— start of DATA SECTION —
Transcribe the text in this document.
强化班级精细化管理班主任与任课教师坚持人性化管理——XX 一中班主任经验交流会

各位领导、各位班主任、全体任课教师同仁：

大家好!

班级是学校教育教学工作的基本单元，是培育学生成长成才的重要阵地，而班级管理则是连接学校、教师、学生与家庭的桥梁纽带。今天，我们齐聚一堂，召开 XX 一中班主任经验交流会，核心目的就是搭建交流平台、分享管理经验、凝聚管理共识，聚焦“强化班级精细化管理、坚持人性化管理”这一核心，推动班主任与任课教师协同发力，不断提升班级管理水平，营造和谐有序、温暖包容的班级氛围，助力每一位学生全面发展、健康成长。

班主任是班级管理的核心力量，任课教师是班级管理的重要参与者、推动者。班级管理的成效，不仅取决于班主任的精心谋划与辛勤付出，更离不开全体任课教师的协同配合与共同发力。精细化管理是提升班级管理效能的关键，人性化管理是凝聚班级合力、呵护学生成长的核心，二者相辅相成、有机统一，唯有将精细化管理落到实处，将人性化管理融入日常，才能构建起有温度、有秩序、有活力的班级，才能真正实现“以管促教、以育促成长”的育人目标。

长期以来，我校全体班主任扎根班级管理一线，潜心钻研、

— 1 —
— end of DATA SECTION —
*SET PROBLEM*. Which lines include the word "一中班主任经验交流会"? Copy every one of them.

*FULL OUTPUT*.
强化班级精细化管理班主任与任课教师坚持人性化管理——XX 一中班主任经验交流会
班级是学校教育教学工作的基本单元，是培育学生成长成才的重要阵地，而班级管理则是连接学校、教师、学生与家庭的桥梁纽带。今天，我们齐聚一堂，召开 XX 一中班主任经验交流会，核心目的就是搭建交流平台、分享管理经验、凝聚管理共识，聚焦“强化班级精细化管理、坚持人性化管理”这一核心，推动班主任与任课教师协同发力，不断提升班级管理水平，营造和谐有序、温暖包容的班级氛围，助力每一位学生全面发展、健康成长。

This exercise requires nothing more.